■ **TASK OBJECTIVE**:
Scan the material below for the string "JSON", and copy every line where it shows up.
+--
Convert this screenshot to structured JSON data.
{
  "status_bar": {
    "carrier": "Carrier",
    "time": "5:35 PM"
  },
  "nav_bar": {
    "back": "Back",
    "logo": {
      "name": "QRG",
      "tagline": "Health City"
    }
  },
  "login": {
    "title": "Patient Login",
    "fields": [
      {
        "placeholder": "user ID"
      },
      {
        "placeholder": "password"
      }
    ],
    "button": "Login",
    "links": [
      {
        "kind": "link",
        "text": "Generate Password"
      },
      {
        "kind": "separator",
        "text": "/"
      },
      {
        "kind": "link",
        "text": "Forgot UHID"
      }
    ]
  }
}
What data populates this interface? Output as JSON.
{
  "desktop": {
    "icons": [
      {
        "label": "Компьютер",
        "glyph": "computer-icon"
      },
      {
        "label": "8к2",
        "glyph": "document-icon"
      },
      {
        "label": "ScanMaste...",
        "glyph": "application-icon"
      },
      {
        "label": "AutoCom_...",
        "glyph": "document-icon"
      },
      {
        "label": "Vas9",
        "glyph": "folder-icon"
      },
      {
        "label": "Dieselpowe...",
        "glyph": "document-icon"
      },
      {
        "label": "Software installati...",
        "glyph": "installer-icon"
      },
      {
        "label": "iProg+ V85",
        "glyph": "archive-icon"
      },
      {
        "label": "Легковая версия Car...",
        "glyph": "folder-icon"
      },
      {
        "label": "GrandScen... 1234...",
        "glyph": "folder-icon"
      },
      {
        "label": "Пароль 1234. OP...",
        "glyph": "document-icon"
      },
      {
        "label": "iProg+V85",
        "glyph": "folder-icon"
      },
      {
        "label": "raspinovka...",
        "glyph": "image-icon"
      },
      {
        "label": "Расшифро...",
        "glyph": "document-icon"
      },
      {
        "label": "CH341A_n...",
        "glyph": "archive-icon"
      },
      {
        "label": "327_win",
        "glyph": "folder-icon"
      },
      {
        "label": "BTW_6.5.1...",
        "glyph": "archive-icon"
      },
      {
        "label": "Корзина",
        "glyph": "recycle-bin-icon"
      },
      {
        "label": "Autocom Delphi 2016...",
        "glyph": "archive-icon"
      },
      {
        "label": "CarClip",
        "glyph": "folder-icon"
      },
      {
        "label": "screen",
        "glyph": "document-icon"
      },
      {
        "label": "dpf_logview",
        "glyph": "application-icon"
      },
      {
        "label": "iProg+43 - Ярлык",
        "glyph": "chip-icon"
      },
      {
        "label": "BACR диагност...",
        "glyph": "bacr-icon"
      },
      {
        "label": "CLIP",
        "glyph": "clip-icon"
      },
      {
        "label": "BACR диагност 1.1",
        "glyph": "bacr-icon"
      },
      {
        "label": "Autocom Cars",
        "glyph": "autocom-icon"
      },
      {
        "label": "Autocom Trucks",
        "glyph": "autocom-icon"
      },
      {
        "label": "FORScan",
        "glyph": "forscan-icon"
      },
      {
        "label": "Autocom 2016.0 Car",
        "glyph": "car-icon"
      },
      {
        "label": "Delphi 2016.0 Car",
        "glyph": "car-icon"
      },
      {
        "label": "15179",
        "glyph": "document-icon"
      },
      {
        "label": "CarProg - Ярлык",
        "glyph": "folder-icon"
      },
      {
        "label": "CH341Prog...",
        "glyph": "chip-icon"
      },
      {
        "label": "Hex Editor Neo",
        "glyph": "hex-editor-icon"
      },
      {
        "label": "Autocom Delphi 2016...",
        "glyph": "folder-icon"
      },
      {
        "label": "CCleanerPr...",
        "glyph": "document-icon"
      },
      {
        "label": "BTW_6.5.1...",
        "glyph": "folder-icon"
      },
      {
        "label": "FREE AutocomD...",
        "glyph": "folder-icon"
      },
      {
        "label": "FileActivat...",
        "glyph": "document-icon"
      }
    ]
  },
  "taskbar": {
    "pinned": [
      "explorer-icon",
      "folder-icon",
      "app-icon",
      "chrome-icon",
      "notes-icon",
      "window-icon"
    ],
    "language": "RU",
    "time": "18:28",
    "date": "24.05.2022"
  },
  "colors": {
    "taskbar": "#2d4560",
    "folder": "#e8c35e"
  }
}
+--
■ **COMPLETE RESPONSE**:
Convert this screenshot to structured JSON data.
What data populates this interface? Output as JSON.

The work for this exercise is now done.